Records from a collection of figures >>
- - -
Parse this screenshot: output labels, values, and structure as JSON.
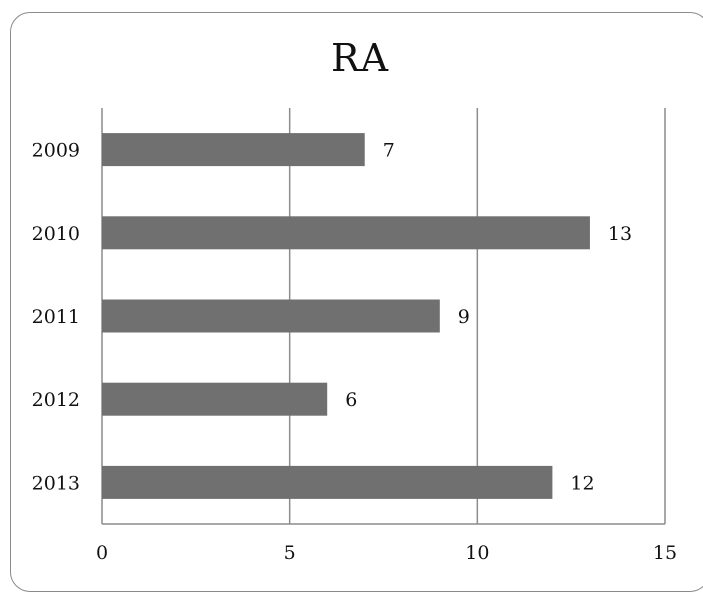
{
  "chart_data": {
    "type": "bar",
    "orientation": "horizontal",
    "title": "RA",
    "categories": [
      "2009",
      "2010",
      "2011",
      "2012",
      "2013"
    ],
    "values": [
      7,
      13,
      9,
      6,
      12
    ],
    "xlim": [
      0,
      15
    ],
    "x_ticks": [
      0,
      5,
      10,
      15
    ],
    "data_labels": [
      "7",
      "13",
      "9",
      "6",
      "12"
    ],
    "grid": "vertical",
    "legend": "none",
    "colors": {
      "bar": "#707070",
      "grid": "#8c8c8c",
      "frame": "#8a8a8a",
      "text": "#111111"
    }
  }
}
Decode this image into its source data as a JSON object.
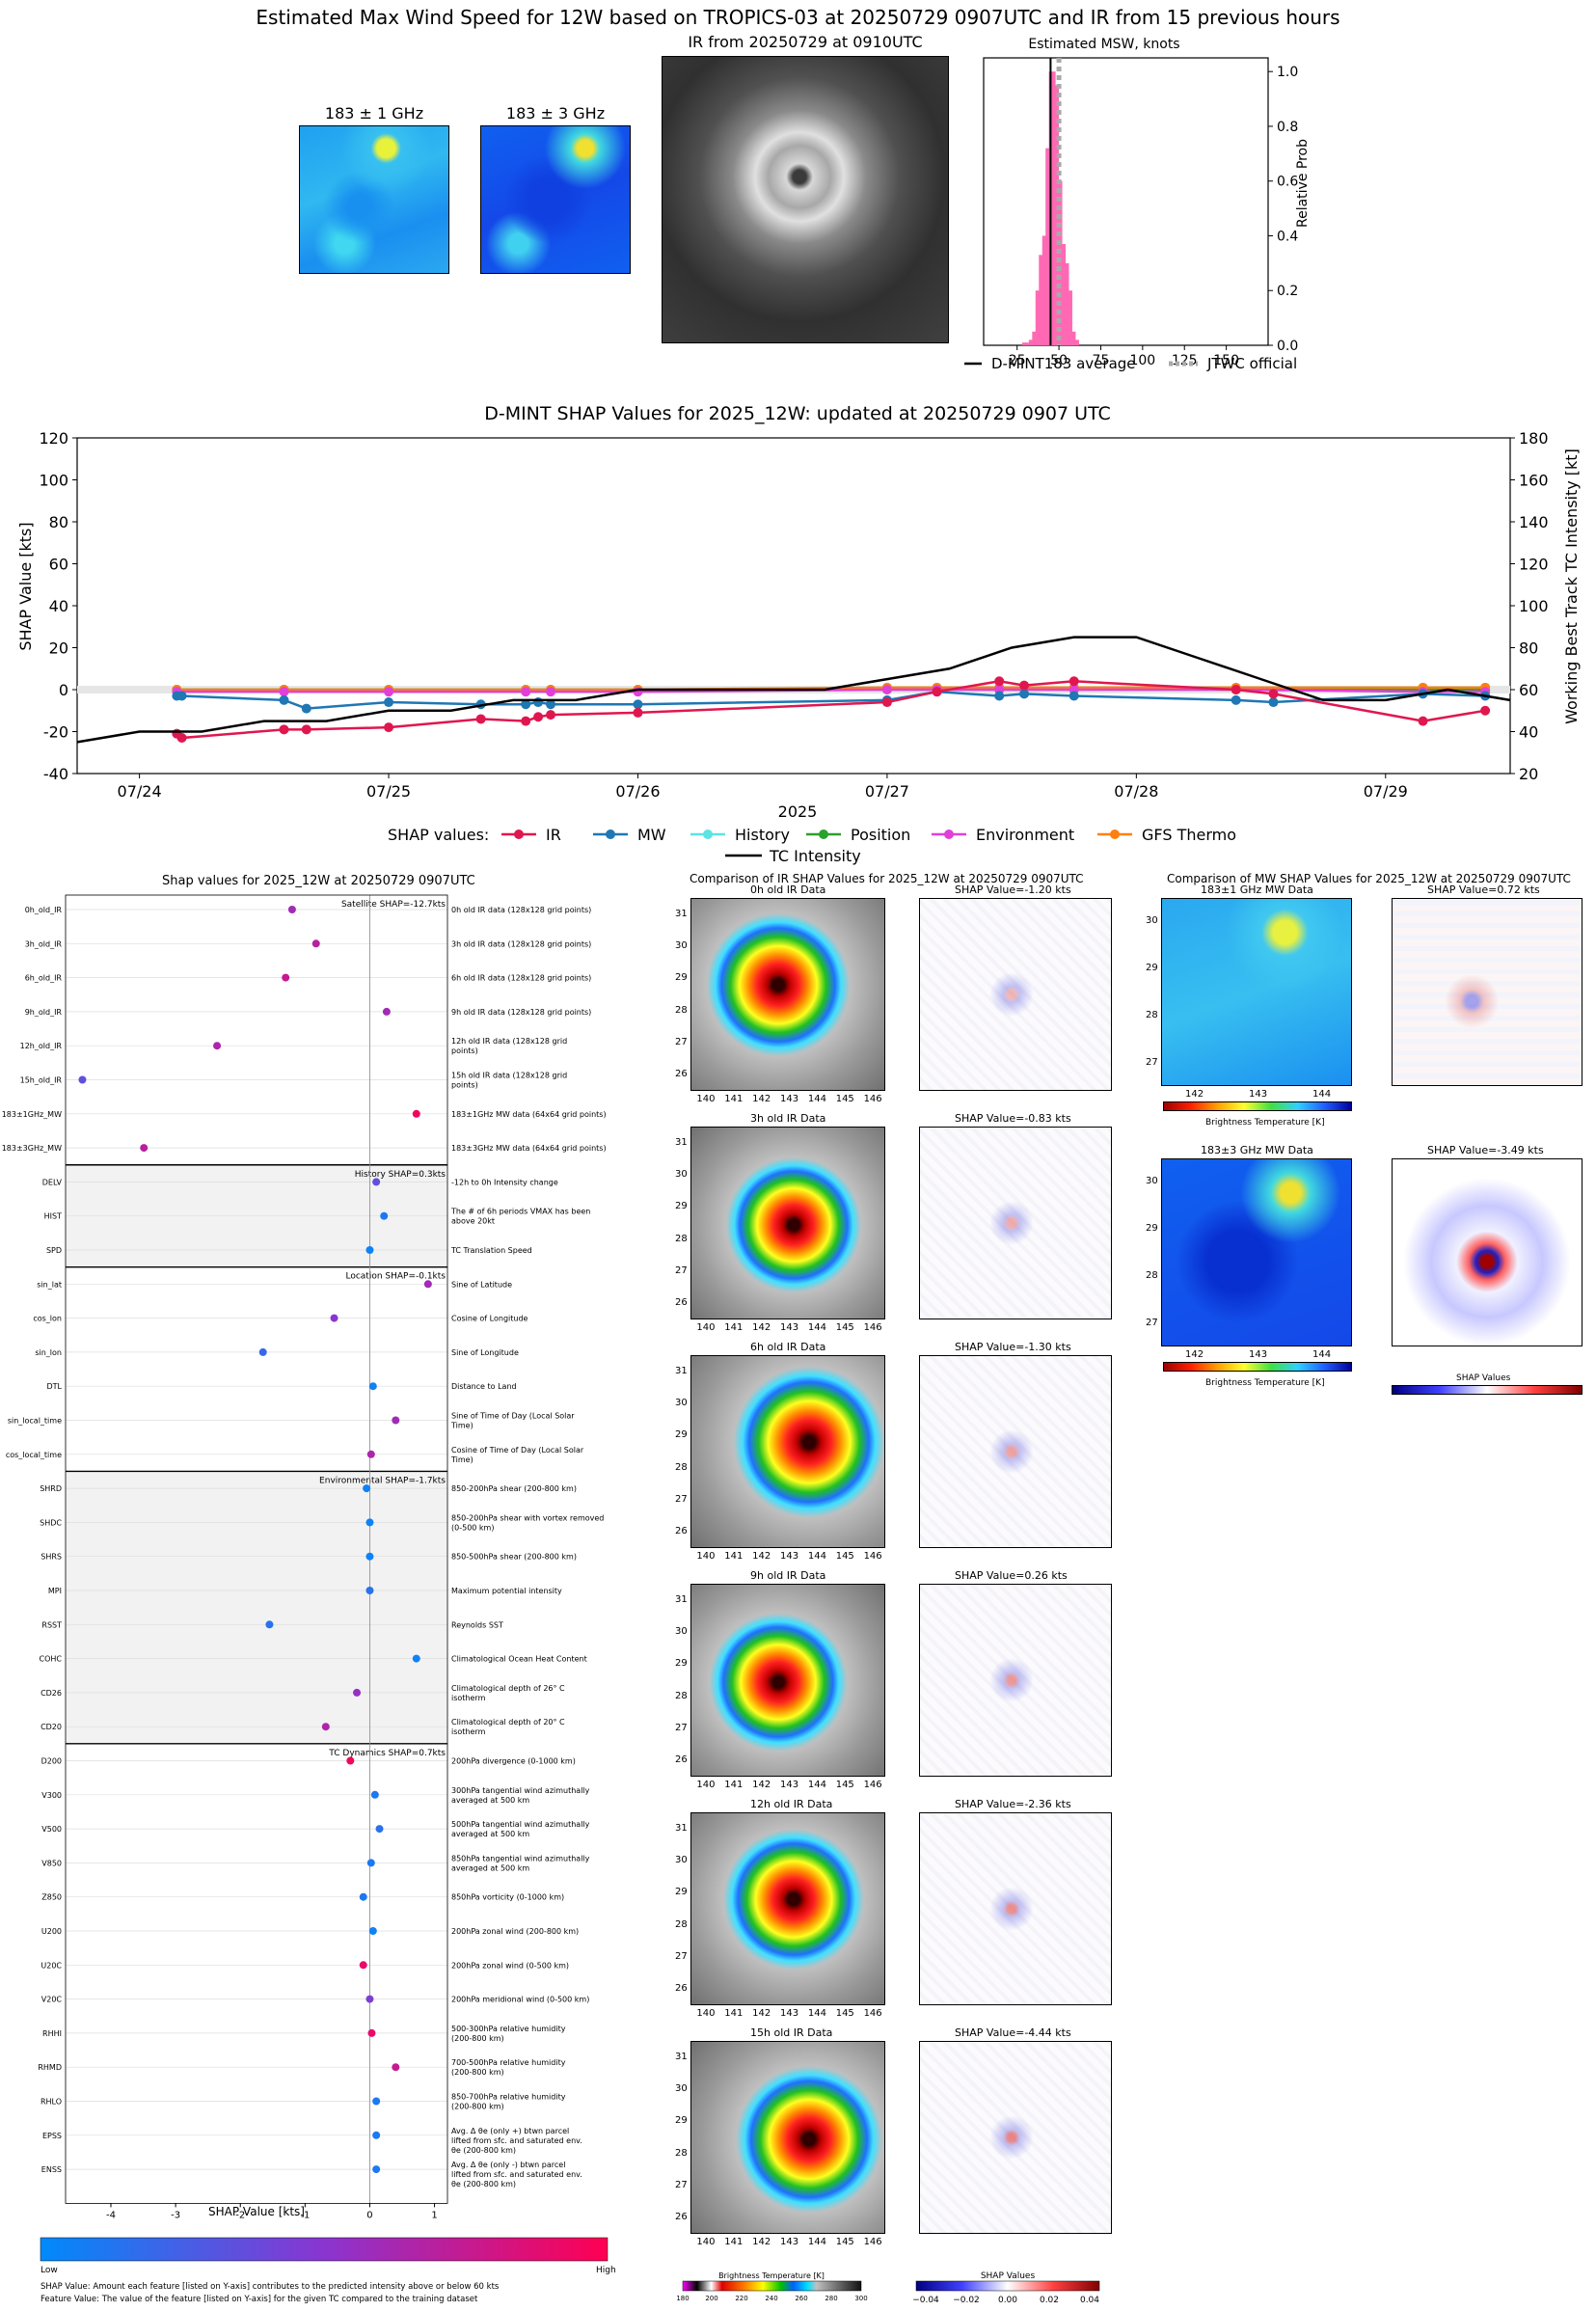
- - -
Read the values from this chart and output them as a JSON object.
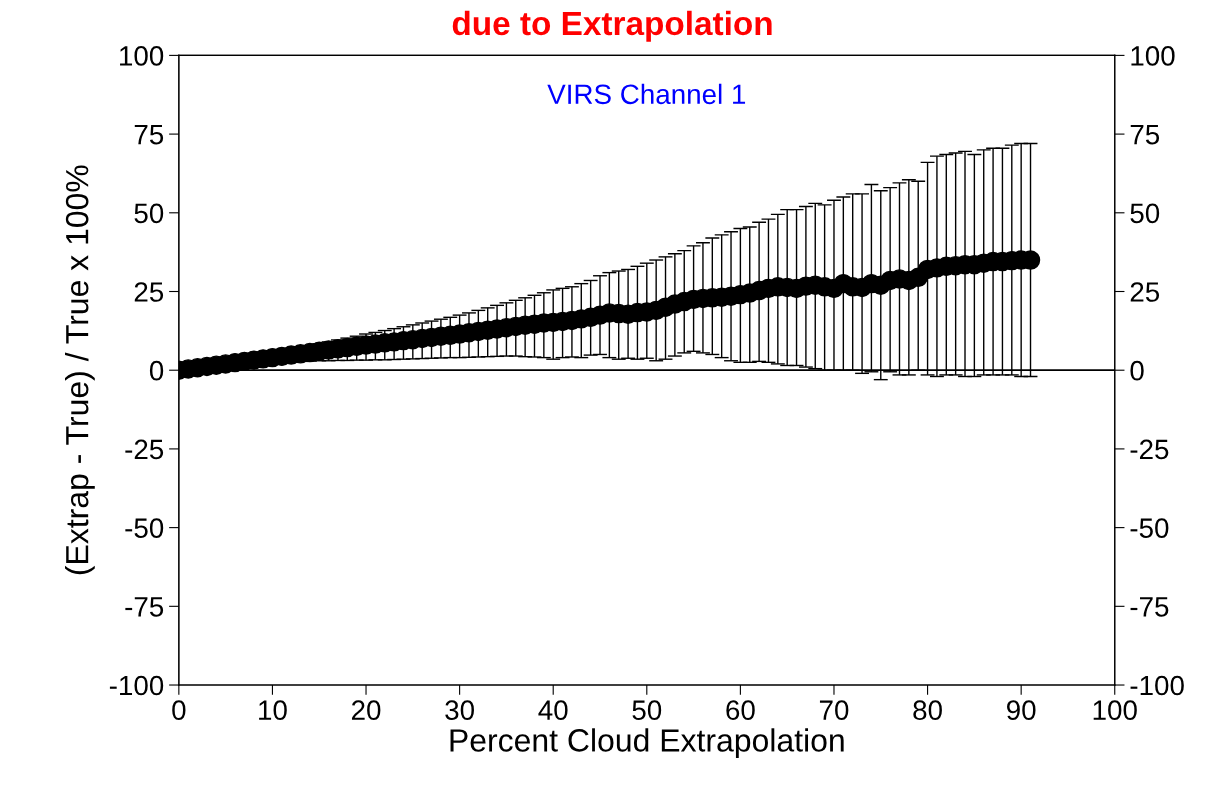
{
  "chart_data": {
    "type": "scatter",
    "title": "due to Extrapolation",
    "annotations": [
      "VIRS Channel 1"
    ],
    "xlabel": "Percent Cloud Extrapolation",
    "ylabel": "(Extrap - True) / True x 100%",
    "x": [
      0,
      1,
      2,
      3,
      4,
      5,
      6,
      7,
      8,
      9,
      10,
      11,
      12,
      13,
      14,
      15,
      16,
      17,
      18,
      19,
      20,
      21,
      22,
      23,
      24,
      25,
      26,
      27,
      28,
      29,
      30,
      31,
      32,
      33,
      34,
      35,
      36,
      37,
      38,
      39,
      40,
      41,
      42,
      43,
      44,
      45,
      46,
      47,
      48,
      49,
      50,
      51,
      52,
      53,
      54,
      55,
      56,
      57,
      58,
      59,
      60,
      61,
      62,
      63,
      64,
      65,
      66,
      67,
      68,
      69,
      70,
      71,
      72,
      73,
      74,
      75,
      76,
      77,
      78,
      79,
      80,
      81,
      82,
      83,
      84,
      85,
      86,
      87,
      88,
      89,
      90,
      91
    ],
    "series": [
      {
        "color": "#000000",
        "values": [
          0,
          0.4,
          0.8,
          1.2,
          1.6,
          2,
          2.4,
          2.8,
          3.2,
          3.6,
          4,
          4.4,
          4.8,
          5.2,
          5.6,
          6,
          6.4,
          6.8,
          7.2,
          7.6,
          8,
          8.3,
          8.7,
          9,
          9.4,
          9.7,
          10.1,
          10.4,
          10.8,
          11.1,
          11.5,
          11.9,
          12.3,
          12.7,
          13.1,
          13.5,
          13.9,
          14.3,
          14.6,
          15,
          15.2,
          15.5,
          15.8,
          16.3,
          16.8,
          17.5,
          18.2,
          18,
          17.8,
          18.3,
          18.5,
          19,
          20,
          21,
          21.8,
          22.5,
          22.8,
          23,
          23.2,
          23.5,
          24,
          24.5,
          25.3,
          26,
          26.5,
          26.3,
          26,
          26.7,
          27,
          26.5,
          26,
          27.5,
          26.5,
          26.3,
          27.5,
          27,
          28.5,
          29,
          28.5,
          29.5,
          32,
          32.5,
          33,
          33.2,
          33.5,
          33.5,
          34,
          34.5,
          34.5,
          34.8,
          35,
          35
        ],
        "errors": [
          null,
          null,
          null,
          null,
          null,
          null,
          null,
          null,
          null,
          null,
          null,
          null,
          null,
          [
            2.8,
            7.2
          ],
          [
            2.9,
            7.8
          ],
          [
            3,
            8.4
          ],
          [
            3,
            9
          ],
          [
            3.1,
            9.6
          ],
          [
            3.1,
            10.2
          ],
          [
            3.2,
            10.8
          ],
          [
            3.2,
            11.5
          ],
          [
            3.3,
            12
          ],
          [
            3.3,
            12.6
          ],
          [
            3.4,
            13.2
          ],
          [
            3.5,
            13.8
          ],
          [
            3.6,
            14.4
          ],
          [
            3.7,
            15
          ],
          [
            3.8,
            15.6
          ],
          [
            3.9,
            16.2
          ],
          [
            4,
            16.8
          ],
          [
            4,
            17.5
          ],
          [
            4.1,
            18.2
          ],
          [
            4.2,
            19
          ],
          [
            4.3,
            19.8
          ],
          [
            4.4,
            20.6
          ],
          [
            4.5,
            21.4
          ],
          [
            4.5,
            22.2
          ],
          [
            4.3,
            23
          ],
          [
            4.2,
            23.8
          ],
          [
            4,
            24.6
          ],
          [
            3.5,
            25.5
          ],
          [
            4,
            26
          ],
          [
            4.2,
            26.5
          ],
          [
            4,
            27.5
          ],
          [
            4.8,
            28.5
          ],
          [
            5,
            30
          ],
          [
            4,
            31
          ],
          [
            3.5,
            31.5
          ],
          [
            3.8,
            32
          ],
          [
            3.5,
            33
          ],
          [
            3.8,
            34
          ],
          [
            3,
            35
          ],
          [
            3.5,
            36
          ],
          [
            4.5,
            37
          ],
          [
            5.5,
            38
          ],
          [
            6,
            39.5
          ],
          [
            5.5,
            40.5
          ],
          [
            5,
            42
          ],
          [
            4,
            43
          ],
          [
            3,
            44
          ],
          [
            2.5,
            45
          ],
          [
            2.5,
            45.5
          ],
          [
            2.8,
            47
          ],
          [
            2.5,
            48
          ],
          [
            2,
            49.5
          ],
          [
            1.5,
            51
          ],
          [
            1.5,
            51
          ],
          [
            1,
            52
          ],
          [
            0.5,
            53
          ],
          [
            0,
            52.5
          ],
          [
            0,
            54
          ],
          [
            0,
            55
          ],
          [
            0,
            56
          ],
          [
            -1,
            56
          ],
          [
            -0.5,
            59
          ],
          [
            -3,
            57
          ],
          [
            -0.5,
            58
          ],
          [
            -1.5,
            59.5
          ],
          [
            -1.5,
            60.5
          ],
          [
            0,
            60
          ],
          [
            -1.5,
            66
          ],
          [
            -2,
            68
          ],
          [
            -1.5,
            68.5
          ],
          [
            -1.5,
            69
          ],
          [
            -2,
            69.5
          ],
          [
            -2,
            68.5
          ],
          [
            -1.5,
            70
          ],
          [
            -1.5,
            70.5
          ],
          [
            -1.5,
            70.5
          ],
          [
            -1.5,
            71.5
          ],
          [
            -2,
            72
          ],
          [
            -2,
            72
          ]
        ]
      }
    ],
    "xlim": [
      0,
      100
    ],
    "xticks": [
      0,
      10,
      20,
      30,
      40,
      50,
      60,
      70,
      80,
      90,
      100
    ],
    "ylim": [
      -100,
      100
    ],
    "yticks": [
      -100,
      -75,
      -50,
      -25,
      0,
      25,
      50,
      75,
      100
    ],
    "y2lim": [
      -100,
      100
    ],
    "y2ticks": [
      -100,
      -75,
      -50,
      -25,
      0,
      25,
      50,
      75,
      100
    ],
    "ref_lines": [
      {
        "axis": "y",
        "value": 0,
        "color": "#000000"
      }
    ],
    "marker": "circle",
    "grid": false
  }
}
- - -
AIM OF THE EXERCISE >>
Copy out exactly the material that runs from the line with "Parse this screenshot: output" to the line with "Decode this image", ends included, and leave the pictures behind.

SOLVED EXERCISE >>
Parse this screenshot: output labels, values, and structure as JSON.
{
  "chart_data": {
    "type": "bar",
    "orientation": "horizontal",
    "title": "RA",
    "categories": [
      "2009",
      "2010",
      "2011",
      "2012",
      "2013"
    ],
    "values": [
      7,
      13,
      9,
      6,
      12
    ],
    "xlim": [
      0,
      15
    ],
    "x_ticks": [
      0,
      5,
      10,
      15
    ],
    "data_labels": [
      "7",
      "13",
      "9",
      "6",
      "12"
    ],
    "grid": "vertical",
    "legend": "none",
    "colors": {
      "bar": "#707070",
      "grid": "#8c8c8c",
      "frame": "#8a8a8a",
      "text": "#111111"
    }
  }
}
Decode this image into its source data as a JSON object.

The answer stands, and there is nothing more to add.